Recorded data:

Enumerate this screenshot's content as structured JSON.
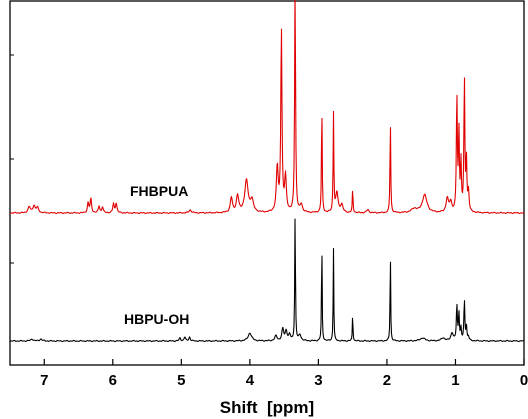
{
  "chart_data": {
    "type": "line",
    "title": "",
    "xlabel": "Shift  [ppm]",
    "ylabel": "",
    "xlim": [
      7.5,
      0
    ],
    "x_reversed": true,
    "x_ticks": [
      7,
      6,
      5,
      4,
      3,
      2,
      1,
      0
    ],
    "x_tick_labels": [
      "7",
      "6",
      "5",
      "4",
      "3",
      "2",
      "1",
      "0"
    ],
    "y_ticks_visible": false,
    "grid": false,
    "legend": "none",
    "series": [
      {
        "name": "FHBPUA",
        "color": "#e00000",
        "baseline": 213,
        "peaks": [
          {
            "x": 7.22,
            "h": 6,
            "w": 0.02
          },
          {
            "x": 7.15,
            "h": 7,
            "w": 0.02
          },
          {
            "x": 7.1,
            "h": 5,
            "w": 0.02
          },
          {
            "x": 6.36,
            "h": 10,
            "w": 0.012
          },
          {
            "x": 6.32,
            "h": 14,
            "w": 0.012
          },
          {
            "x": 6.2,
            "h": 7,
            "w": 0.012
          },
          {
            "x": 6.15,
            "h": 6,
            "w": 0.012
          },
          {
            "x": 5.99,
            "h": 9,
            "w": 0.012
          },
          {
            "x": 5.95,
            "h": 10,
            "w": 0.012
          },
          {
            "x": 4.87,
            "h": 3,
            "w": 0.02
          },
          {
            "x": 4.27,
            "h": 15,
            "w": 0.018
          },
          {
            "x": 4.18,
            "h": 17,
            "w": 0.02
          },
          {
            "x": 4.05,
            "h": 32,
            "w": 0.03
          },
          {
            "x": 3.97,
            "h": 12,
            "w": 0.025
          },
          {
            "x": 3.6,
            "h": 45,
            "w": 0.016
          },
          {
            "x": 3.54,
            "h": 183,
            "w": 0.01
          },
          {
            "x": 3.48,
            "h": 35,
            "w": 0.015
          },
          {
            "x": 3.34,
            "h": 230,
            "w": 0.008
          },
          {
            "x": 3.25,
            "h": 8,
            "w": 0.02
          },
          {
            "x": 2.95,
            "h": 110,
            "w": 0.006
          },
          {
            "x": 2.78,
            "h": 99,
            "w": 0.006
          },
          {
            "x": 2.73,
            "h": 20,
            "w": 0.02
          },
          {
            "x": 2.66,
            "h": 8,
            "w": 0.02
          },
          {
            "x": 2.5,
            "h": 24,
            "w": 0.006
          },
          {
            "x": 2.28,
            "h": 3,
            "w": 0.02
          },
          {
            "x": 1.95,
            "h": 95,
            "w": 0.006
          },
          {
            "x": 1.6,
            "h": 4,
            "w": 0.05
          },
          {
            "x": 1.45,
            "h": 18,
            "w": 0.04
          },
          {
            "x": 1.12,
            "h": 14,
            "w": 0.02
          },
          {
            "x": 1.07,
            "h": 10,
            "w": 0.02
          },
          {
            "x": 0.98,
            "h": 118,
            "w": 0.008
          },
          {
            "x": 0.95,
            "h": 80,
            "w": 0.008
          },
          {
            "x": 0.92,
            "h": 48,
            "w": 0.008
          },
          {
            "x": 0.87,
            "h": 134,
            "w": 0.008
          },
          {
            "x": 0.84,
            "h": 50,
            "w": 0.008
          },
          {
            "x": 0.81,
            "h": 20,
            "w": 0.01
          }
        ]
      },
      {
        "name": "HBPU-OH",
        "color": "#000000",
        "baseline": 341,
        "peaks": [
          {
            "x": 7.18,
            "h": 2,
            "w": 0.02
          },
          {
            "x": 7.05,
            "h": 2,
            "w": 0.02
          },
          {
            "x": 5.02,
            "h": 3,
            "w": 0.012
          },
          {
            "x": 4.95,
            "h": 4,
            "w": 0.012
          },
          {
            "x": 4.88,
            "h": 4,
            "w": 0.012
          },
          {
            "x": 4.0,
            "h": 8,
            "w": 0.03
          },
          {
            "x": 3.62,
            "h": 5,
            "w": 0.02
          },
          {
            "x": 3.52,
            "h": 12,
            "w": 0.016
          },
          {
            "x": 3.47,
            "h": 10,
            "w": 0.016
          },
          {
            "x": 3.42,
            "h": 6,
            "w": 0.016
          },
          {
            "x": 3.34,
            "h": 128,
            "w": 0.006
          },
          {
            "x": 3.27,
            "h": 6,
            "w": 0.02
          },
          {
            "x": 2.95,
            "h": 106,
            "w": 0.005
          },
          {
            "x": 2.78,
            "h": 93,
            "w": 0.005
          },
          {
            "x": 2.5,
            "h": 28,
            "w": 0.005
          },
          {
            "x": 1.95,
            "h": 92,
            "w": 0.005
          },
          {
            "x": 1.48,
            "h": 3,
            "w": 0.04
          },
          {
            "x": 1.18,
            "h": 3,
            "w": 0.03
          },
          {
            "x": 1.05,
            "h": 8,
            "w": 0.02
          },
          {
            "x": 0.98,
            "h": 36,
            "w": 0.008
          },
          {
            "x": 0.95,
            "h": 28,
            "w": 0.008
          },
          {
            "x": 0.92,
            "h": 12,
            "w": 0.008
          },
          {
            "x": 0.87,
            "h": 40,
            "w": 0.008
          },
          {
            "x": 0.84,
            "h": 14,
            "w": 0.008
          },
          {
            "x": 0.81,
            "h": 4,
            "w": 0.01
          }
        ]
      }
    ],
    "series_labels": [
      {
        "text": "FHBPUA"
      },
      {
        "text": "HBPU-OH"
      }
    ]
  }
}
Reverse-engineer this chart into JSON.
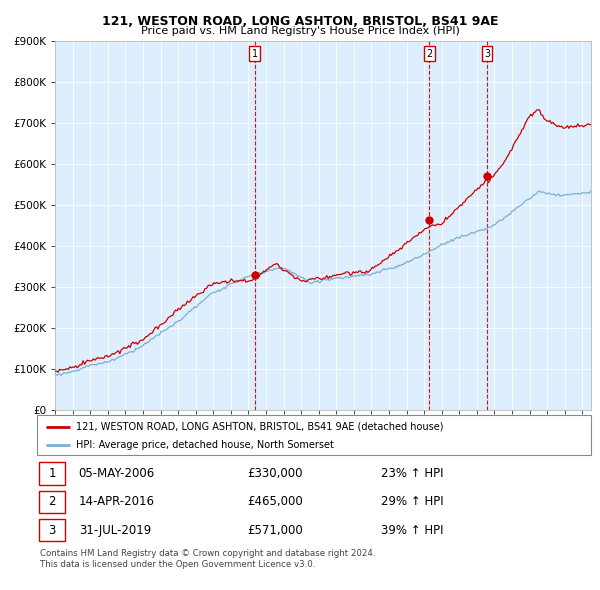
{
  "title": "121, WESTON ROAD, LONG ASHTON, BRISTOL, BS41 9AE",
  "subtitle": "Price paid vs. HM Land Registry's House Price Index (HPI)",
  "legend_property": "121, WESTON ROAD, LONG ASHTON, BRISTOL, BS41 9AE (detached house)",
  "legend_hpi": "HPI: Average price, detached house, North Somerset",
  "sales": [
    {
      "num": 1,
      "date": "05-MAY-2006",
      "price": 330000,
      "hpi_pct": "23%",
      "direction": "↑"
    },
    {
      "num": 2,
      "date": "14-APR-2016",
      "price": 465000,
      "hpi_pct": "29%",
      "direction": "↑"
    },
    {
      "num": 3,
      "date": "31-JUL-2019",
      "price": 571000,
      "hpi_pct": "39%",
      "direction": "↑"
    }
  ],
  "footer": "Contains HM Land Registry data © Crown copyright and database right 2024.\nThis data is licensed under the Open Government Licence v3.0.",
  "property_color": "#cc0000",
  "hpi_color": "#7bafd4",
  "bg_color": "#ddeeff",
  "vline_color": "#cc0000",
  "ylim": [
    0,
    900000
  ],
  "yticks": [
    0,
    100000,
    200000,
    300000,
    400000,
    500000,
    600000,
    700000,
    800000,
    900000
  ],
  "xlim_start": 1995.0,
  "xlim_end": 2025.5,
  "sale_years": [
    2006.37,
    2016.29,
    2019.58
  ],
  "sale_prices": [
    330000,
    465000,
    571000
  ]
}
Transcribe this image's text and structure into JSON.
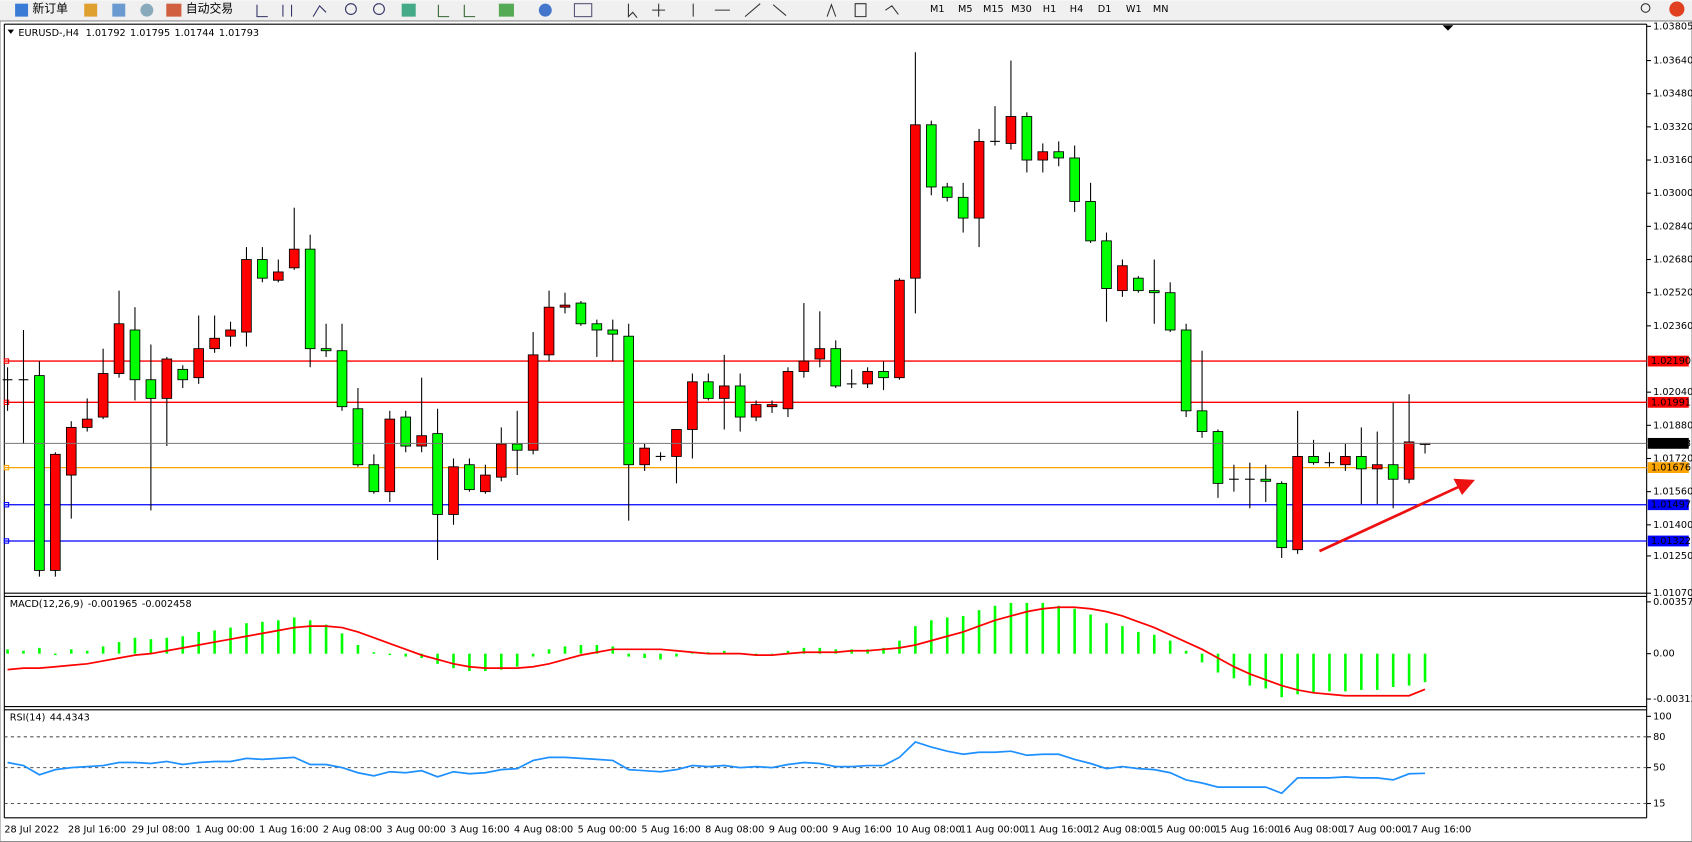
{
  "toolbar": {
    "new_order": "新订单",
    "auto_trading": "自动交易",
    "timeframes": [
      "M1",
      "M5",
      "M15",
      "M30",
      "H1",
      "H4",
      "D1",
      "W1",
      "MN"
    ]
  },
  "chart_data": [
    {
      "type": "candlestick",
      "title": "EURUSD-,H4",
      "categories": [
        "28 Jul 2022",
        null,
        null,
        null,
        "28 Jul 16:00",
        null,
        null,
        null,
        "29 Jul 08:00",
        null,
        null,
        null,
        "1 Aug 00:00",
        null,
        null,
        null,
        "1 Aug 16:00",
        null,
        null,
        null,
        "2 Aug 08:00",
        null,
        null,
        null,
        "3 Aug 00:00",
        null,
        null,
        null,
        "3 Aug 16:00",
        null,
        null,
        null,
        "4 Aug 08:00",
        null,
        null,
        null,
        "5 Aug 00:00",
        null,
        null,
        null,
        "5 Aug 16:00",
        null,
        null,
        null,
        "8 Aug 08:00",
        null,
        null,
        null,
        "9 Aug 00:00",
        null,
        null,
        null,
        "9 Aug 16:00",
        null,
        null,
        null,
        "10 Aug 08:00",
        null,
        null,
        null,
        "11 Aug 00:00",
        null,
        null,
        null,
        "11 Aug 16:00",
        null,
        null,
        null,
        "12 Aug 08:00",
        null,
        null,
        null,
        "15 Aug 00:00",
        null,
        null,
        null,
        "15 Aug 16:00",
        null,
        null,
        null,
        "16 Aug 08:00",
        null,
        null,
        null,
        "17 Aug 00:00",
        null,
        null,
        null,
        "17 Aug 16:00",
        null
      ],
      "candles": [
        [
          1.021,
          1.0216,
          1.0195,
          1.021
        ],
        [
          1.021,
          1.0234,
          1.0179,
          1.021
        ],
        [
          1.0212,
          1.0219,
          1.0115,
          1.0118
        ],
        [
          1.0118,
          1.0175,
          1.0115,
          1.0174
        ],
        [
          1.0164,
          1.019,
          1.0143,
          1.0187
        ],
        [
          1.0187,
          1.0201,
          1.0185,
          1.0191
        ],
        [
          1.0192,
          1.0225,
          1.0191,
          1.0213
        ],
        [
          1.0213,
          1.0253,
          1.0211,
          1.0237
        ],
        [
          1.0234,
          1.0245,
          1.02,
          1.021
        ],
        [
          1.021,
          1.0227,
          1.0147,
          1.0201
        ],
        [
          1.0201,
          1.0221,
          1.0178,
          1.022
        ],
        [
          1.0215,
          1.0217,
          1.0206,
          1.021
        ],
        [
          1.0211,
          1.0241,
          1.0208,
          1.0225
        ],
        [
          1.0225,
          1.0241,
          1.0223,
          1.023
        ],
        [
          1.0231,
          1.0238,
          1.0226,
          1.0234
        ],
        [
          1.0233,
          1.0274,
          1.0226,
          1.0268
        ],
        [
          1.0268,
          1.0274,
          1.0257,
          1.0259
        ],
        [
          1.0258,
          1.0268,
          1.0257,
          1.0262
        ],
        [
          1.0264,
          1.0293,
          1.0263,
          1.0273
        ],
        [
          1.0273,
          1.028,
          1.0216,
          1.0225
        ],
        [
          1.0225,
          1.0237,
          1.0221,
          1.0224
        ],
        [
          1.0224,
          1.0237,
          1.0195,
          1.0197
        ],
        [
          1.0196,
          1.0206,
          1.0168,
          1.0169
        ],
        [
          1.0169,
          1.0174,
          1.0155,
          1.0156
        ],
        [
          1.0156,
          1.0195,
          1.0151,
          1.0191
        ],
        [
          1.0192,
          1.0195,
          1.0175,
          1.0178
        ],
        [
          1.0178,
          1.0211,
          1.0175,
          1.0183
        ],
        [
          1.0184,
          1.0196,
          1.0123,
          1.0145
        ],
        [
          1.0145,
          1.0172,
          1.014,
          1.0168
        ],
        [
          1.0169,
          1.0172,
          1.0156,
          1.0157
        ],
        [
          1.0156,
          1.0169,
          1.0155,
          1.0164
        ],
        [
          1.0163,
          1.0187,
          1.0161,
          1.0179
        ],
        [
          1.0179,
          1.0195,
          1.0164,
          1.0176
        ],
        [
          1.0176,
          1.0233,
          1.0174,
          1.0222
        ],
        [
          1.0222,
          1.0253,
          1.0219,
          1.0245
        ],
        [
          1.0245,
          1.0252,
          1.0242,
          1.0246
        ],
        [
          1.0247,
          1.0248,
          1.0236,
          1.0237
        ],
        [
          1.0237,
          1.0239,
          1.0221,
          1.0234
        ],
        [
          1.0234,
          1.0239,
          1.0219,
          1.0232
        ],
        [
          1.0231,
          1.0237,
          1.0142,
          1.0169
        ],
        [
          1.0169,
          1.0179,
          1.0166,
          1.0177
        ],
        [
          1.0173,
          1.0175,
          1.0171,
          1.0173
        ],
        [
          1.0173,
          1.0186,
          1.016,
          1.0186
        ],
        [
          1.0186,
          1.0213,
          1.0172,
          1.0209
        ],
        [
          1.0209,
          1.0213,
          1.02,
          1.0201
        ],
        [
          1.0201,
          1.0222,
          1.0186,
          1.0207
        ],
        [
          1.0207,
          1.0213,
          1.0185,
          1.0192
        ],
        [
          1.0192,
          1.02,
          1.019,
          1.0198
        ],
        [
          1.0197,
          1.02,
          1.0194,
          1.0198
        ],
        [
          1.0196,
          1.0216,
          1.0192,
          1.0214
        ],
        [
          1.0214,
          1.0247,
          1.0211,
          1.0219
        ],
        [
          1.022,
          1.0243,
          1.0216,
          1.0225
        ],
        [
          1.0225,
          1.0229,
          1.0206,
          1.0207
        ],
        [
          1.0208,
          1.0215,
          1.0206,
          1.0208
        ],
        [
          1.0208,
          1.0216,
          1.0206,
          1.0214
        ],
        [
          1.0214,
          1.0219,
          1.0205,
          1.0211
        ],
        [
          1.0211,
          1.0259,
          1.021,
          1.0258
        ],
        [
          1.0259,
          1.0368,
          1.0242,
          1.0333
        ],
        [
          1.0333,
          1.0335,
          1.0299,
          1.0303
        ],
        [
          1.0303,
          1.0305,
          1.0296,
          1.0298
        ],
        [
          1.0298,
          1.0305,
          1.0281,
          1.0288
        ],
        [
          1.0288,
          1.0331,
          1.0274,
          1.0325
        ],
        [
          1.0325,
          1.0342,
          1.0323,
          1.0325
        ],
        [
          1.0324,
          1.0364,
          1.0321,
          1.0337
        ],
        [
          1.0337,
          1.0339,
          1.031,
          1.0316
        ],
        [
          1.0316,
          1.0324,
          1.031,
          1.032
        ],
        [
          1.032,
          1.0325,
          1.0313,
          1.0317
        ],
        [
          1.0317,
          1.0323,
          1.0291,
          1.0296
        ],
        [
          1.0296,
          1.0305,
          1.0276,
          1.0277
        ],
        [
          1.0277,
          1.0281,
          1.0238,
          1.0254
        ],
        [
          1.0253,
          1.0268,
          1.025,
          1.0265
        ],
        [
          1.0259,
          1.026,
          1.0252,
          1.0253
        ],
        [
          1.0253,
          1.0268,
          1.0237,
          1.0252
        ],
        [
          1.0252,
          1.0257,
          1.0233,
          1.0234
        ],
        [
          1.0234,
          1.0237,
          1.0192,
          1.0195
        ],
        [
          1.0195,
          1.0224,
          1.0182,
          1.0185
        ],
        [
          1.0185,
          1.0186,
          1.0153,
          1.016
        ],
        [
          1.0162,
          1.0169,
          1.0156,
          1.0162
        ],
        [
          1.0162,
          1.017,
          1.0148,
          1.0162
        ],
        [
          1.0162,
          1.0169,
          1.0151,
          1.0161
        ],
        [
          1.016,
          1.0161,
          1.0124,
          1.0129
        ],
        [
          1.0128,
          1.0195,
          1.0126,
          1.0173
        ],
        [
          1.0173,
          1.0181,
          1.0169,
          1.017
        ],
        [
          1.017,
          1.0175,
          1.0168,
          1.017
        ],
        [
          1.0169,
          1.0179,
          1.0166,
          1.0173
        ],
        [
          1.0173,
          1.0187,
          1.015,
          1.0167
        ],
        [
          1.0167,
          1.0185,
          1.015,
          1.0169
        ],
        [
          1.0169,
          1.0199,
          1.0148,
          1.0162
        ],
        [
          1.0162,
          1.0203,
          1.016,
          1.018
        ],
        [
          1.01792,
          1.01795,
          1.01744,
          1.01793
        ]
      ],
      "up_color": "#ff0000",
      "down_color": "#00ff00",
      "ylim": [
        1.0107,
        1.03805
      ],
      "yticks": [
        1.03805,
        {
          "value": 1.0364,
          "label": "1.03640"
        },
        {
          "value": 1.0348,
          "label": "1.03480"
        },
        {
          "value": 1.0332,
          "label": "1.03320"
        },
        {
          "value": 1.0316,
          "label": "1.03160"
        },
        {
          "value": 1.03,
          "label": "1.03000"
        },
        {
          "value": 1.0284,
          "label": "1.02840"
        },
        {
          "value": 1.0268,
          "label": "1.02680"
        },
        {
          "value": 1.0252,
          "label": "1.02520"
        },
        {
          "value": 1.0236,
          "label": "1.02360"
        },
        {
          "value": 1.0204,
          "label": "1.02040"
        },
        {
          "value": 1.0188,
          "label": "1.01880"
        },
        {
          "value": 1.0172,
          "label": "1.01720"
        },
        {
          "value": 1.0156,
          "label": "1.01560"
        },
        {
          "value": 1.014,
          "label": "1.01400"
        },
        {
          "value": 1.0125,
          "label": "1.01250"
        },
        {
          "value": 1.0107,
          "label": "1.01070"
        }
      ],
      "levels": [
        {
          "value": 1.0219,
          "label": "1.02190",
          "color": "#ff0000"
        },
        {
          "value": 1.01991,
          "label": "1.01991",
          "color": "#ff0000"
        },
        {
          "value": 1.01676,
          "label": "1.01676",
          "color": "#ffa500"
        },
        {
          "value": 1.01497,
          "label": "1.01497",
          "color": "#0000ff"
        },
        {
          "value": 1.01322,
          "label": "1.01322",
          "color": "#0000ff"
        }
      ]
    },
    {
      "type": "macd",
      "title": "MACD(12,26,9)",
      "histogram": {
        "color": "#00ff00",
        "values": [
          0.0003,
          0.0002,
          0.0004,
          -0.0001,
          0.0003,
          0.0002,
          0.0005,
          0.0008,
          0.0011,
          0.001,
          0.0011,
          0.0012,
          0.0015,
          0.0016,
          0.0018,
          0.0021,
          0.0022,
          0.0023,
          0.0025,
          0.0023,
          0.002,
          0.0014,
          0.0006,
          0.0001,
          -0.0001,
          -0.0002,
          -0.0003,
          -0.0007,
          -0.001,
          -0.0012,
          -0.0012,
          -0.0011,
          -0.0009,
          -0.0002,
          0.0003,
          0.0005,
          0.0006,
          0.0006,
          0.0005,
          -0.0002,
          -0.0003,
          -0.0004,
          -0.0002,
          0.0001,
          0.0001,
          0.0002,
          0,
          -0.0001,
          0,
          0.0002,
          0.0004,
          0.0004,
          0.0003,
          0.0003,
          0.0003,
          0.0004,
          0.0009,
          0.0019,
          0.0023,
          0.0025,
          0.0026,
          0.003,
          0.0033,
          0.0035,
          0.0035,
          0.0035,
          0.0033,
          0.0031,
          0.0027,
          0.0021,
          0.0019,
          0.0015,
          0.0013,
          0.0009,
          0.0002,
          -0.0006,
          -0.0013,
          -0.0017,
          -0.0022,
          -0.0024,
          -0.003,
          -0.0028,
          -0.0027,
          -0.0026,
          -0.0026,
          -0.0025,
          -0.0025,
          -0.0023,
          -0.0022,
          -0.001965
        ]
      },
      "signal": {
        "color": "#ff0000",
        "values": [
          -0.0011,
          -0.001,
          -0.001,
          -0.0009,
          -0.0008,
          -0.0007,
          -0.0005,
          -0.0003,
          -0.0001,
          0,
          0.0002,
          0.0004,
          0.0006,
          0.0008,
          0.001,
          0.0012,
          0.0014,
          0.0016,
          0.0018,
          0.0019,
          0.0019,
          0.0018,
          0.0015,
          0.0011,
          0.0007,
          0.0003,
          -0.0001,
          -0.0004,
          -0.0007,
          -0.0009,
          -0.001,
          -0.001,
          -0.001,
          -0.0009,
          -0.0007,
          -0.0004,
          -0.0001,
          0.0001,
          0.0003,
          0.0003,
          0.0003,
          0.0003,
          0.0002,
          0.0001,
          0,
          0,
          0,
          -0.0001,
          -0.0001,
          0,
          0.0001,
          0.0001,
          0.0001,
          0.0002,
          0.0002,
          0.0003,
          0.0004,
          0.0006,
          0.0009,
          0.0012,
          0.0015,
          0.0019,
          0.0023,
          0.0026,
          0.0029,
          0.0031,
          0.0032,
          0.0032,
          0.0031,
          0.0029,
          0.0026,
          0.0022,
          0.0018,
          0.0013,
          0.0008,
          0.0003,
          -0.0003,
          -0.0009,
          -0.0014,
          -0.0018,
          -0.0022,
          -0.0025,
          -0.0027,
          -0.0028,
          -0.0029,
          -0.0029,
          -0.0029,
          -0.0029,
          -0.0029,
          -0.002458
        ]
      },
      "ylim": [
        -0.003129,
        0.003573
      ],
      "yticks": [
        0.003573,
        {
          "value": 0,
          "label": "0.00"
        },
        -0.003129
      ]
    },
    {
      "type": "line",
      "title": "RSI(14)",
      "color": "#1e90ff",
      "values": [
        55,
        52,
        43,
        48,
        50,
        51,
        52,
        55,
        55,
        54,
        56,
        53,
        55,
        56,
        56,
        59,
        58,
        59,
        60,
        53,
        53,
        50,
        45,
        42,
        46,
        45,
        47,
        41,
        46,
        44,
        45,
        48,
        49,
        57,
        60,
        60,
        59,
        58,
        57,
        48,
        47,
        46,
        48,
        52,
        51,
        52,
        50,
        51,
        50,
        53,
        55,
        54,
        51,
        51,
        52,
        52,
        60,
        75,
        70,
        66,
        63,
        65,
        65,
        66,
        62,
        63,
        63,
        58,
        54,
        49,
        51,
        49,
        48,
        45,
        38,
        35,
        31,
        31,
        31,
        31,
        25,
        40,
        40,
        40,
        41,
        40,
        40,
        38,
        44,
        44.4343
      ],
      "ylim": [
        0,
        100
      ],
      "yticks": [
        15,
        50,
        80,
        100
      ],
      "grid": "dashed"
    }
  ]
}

Exercise: Pick each line holding the word "date" out of the listing.

Solution to this task:
      "date": "05-MAY-2006",
      "date": "14-APR-2016",
      "date": "31-JUL-2019",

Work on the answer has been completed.